[Element and region data]
------------------------

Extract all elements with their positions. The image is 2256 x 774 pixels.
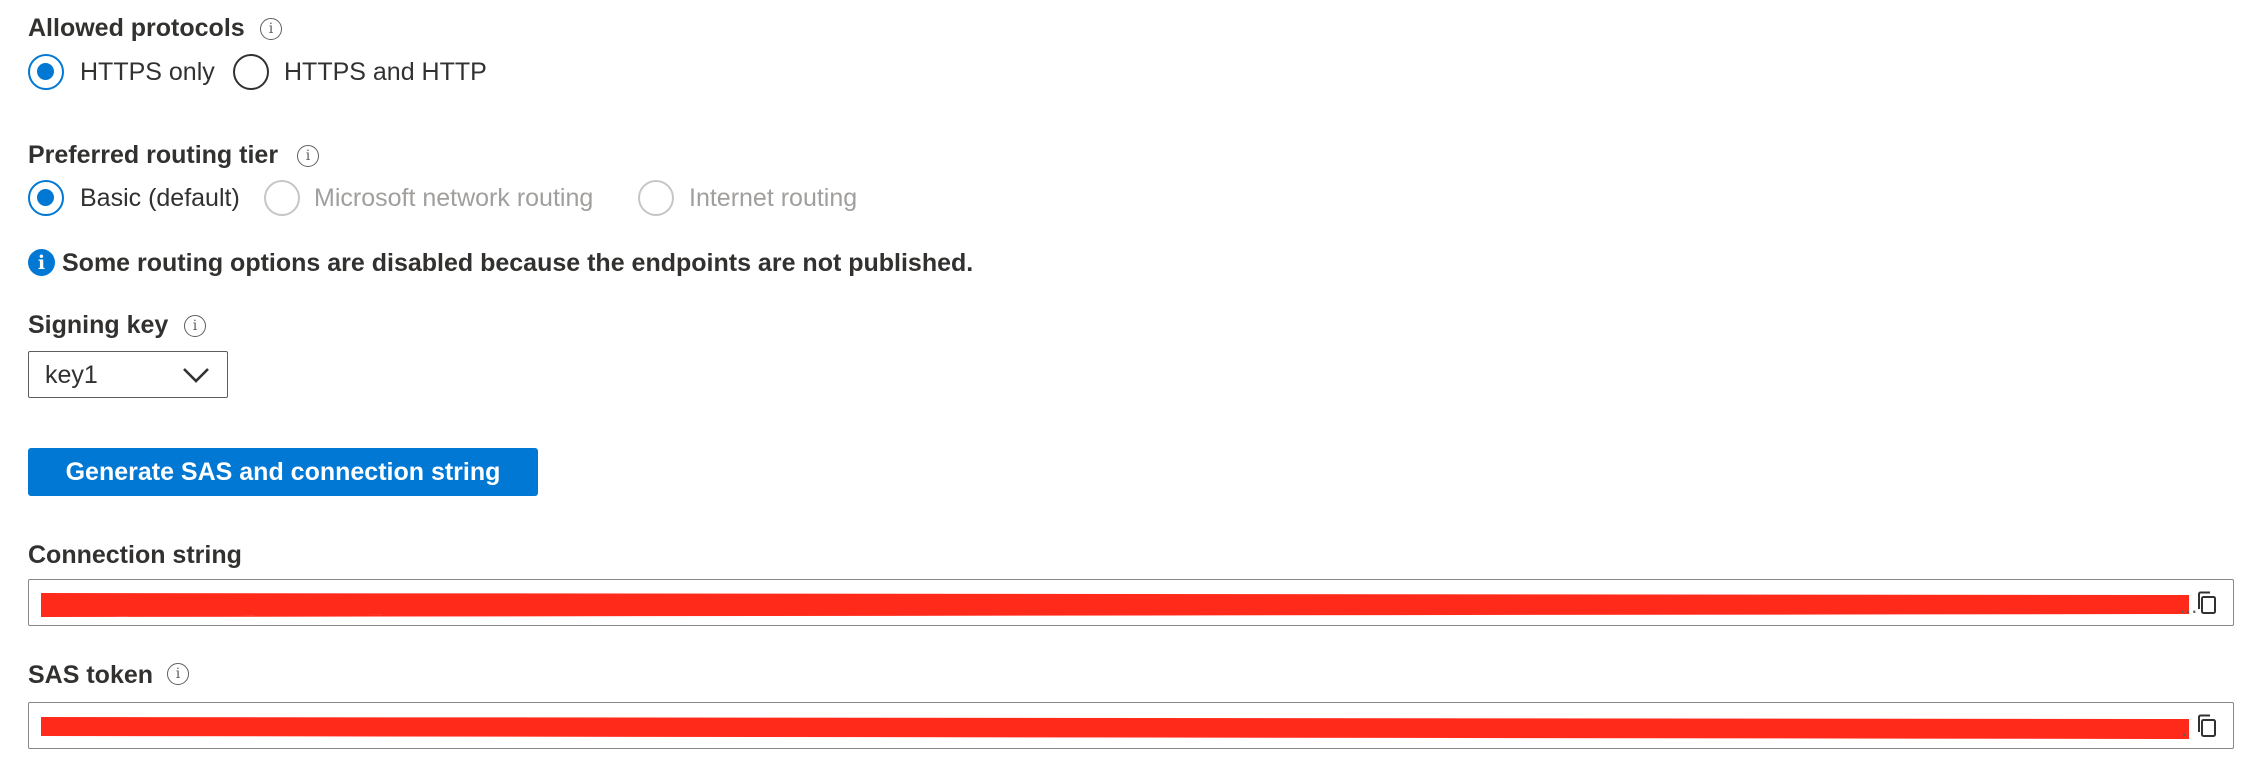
signing-key-label: Signing key (28, 311, 169, 339)
radio-label-microsoft-network-routing: Microsoft network routing (314, 184, 594, 212)
signing-key-value: key1 (45, 361, 98, 389)
copy-icon[interactable] (2193, 589, 2221, 617)
signing-key-dropdown[interactable]: key1 (28, 351, 228, 398)
radio-basic-default[interactable] (28, 180, 64, 216)
sas-token-label: SAS token (28, 661, 154, 689)
radio-https-and-http[interactable] (233, 54, 269, 90)
copy-icon[interactable] (2193, 712, 2221, 740)
info-icon[interactable]: i (260, 18, 282, 40)
connection-string-label: Connection string (28, 541, 242, 569)
info-icon[interactable]: i (167, 663, 189, 685)
radio-label-https-and-http[interactable]: HTTPS and HTTP (284, 58, 487, 87)
routing-notice-text: Some routing options are disabled becaus… (62, 249, 974, 277)
info-icon: i (28, 249, 55, 276)
redaction-scribble (41, 717, 2189, 739)
sas-token-field[interactable]: ? . (28, 702, 2234, 749)
connection-string-field[interactable]: B ... (28, 579, 2234, 626)
radio-label-basic-default[interactable]: Basic (default) (80, 184, 240, 213)
radio-https-only[interactable] (28, 54, 64, 90)
redaction-scribble (41, 593, 2189, 617)
routing-tier-label: Preferred routing tier (28, 141, 279, 169)
allowed-protocols-label: Allowed protocols (28, 14, 245, 42)
info-icon[interactable]: i (184, 315, 206, 337)
radio-internet-routing (638, 180, 674, 216)
radio-label-https-only[interactable]: HTTPS only (80, 58, 215, 87)
generate-sas-button[interactable]: Generate SAS and connection string (28, 448, 538, 496)
radio-microsoft-network-routing (264, 180, 300, 216)
info-icon[interactable]: i (297, 145, 319, 167)
chevron-down-icon (183, 368, 209, 383)
radio-label-internet-routing: Internet routing (689, 184, 858, 212)
sas-token-ellipsis: . (2181, 716, 2188, 741)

------------------------

Count the lines in the listing above that contain the string "only", treating uppercase and lowercase as different. Reply with the number alone.

2